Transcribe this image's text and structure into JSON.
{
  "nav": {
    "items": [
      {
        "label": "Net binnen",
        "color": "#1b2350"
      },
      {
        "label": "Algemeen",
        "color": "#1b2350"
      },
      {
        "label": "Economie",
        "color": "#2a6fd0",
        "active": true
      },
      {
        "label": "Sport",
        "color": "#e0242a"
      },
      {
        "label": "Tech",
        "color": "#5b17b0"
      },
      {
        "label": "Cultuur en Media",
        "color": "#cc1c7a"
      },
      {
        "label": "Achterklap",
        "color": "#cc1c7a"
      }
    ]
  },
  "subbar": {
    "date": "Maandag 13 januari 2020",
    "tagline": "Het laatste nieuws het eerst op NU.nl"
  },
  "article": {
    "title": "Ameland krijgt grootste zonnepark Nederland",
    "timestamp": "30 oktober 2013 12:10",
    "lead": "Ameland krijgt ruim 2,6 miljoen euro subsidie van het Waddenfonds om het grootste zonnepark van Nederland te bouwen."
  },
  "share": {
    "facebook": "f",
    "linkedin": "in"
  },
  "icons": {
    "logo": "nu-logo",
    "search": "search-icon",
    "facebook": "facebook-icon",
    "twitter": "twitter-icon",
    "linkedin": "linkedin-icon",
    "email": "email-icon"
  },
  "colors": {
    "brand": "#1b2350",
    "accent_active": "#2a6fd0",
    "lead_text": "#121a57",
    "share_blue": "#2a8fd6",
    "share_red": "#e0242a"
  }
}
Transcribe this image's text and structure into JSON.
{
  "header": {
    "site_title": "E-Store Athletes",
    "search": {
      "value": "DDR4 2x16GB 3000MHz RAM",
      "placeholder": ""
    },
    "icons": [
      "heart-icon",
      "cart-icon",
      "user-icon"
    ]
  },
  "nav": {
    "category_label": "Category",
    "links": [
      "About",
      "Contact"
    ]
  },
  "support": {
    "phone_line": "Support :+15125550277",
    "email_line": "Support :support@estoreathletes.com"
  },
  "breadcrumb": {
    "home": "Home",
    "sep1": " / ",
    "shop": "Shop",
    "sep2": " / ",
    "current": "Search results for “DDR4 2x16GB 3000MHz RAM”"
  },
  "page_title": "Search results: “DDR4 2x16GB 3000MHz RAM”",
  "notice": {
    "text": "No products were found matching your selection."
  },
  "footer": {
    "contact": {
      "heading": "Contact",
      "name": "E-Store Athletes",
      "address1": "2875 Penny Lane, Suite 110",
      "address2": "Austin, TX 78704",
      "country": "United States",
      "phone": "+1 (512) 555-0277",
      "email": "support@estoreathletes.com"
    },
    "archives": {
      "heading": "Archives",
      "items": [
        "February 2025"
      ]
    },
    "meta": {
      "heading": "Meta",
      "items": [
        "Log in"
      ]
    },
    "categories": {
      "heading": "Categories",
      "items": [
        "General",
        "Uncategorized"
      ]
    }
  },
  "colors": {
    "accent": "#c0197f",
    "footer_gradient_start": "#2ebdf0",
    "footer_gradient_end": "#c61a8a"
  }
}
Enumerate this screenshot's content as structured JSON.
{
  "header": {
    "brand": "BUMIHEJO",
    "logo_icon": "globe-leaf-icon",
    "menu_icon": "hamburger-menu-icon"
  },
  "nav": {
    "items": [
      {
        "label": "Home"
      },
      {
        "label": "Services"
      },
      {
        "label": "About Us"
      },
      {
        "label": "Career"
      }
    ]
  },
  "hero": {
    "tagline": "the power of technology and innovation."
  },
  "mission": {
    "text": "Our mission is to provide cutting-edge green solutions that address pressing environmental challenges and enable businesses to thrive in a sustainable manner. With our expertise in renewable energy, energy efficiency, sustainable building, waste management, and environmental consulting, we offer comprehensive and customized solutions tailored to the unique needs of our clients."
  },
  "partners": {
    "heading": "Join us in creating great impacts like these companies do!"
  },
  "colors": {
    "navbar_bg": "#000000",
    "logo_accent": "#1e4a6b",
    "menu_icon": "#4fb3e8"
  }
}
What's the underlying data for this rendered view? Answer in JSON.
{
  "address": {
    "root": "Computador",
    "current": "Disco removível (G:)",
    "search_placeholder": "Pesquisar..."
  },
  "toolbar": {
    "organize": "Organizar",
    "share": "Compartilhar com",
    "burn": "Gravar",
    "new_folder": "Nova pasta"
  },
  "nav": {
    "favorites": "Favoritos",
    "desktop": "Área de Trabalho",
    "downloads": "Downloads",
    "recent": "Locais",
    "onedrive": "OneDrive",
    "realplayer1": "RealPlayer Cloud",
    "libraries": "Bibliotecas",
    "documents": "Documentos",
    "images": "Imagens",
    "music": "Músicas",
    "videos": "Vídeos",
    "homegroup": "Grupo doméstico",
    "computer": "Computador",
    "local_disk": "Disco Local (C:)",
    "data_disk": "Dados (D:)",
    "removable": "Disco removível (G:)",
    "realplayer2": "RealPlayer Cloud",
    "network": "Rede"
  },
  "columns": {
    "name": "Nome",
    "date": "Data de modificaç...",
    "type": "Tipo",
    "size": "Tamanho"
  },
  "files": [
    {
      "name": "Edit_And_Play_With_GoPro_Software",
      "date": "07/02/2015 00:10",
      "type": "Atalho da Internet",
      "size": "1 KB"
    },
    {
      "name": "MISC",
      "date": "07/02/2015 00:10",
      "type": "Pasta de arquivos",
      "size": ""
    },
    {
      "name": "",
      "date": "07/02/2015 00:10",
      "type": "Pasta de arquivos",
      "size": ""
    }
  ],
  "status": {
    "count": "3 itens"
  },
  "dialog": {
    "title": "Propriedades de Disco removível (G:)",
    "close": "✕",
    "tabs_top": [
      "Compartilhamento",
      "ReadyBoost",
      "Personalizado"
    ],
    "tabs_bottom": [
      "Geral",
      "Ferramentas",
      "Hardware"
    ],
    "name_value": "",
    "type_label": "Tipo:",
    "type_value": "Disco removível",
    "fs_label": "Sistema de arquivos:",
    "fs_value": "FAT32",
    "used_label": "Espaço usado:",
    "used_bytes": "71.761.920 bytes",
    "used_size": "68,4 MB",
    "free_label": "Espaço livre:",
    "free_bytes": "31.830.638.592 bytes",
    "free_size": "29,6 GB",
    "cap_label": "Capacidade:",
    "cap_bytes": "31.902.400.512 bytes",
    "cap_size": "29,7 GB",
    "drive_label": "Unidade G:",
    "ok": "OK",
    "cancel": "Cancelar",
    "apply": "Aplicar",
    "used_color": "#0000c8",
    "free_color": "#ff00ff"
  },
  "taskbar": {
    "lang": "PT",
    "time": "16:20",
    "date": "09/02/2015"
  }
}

▶ **Problem description**:
Please give back all of the records exactly as written.

▶ **Answer to the problem**:
Transcribe this image's text and structure into JSON.
{
  "nav": {
    "items": [
      {
        "label": "Net binnen",
        "color": "#1b2350"
      },
      {
        "label": "Algemeen",
        "color": "#1b2350"
      },
      {
        "label": "Economie",
        "color": "#2a6fd0",
        "active": true
      },
      {
        "label": "Sport",
        "color": "#e0242a"
      },
      {
        "label": "Tech",
        "color": "#5b17b0"
      },
      {
        "label": "Cultuur en Media",
        "color": "#cc1c7a"
      },
      {
        "label": "Achterklap",
        "color": "#cc1c7a"
      }
    ]
  },
  "subbar": {
    "date": "Maandag 13 januari 2020",
    "tagline": "Het laatste nieuws het eerst op NU.nl"
  },
  "article": {
    "title": "Ameland krijgt grootste zonnepark Nederland",
    "timestamp": "30 oktober 2013 12:10",
    "lead": "Ameland krijgt ruim 2,6 miljoen euro subsidie van het Waddenfonds om het grootste zonnepark van Nederland te bouwen."
  },
  "share": {
    "facebook": "f",
    "linkedin": "in"
  },
  "icons": {
    "logo": "nu-logo",
    "search": "search-icon",
    "facebook": "facebook-icon",
    "twitter": "twitter-icon",
    "linkedin": "linkedin-icon",
    "email": "email-icon"
  },
  "colors": {
    "brand": "#1b2350",
    "accent_active": "#2a6fd0",
    "lead_text": "#121a57",
    "share_blue": "#2a8fd6",
    "share_red": "#e0242a"
  }
}
Transcribe this image's text and structure into JSON.
{
  "header": {
    "site_title": "E-Store Athletes",
    "search": {
      "value": "DDR4 2x16GB 3000MHz RAM",
      "placeholder": ""
    },
    "icons": [
      "heart-icon",
      "cart-icon",
      "user-icon"
    ]
  },
  "nav": {
    "category_label": "Category",
    "links": [
      "About",
      "Contact"
    ]
  },
  "support": {
    "phone_line": "Support :+15125550277",
    "email_line": "Support :support@estoreathletes.com"
  },
  "breadcrumb": {
    "home": "Home",
    "sep1": " / ",
    "shop": "Shop",
    "sep2": " / ",
    "current": "Search results for “DDR4 2x16GB 3000MHz RAM”"
  },
  "page_title": "Search results: “DDR4 2x16GB 3000MHz RAM”",
  "notice": {
    "text": "No products were found matching your selection."
  },
  "footer": {
    "contact": {
      "heading": "Contact",
      "name": "E-Store Athletes",
      "address1": "2875 Penny Lane, Suite 110",
      "address2": "Austin, TX 78704",
      "country": "United States",
      "phone": "+1 (512) 555-0277",
      "email": "support@estoreathletes.com"
    },
    "archives": {
      "heading": "Archives",
      "items": [
        "February 2025"
      ]
    },
    "meta": {
      "heading": "Meta",
      "items": [
        "Log in"
      ]
    },
    "categories": {
      "heading": "Categories",
      "items": [
        "General",
        "Uncategorized"
      ]
    }
  },
  "colors": {
    "accent": "#c0197f",
    "footer_gradient_start": "#2ebdf0",
    "footer_gradient_end": "#c61a8a"
  }
}
Enumerate this screenshot's content as structured JSON.
{
  "header": {
    "brand": "BUMIHEJO",
    "logo_icon": "globe-leaf-icon",
    "menu_icon": "hamburger-menu-icon"
  },
  "nav": {
    "items": [
      {
        "label": "Home"
      },
      {
        "label": "Services"
      },
      {
        "label": "About Us"
      },
      {
        "label": "Career"
      }
    ]
  },
  "hero": {
    "tagline": "the power of technology and innovation."
  },
  "mission": {
    "text": "Our mission is to provide cutting-edge green solutions that address pressing environmental challenges and enable businesses to thrive in a sustainable manner. With our expertise in renewable energy, energy efficiency, sustainable building, waste management, and environmental consulting, we offer comprehensive and customized solutions tailored to the unique needs of our clients."
  },
  "partners": {
    "heading": "Join us in creating great impacts like these companies do!"
  },
  "colors": {
    "navbar_bg": "#000000",
    "logo_accent": "#1e4a6b",
    "menu_icon": "#4fb3e8"
  }
}
What's the underlying data for this rendered view? Answer in JSON.
{
  "address": {
    "root": "Computador",
    "current": "Disco removível (G:)",
    "search_placeholder": "Pesquisar..."
  },
  "toolbar": {
    "organize": "Organizar",
    "share": "Compartilhar com",
    "burn": "Gravar",
    "new_folder": "Nova pasta"
  },
  "nav": {
    "favorites": "Favoritos",
    "desktop": "Área de Trabalho",
    "downloads": "Downloads",
    "recent": "Locais",
    "onedrive": "OneDrive",
    "realplayer1": "RealPlayer Cloud",
    "libraries": "Bibliotecas",
    "documents": "Documentos",
    "images": "Imagens",
    "music": "Músicas",
    "videos": "Vídeos",
    "homegroup": "Grupo doméstico",
    "computer": "Computador",
    "local_disk": "Disco Local (C:)",
    "data_disk": "Dados (D:)",
    "removable": "Disco removível (G:)",
    "realplayer2": "RealPlayer Cloud",
    "network": "Rede"
  },
  "columns": {
    "name": "Nome",
    "date": "Data de modificaç...",
    "type": "Tipo",
    "size": "Tamanho"
  },
  "files": [
    {
      "name": "Edit_And_Play_With_GoPro_Software",
      "date": "07/02/2015 00:10",
      "type": "Atalho da Internet",
      "size": "1 KB"
    },
    {
      "name": "MISC",
      "date": "07/02/2015 00:10",
      "type": "Pasta de arquivos",
      "size": ""
    },
    {
      "name": "",
      "date": "07/02/2015 00:10",
      "type": "Pasta de arquivos",
      "size": ""
    }
  ],
  "status": {
    "count": "3 itens"
  },
  "dialog": {
    "title": "Propriedades de Disco removível (G:)",
    "close": "✕",
    "tabs_top": [
      "Compartilhamento",
      "ReadyBoost",
      "Personalizado"
    ],
    "tabs_bottom": [
      "Geral",
      "Ferramentas",
      "Hardware"
    ],
    "name_value": "",
    "type_label": "Tipo:",
    "type_value": "Disco removível",
    "fs_label": "Sistema de arquivos:",
    "fs_value": "FAT32",
    "used_label": "Espaço usado:",
    "used_bytes": "71.761.920 bytes",
    "used_size": "68,4 MB",
    "free_label": "Espaço livre:",
    "free_bytes": "31.830.638.592 bytes",
    "free_size": "29,6 GB",
    "cap_label": "Capacidade:",
    "cap_bytes": "31.902.400.512 bytes",
    "cap_size": "29,7 GB",
    "drive_label": "Unidade G:",
    "ok": "OK",
    "cancel": "Cancelar",
    "apply": "Aplicar",
    "used_color": "#0000c8",
    "free_color": "#ff00ff"
  },
  "taskbar": {
    "lang": "PT",
    "time": "16:20",
    "date": "09/02/2015"
  }
}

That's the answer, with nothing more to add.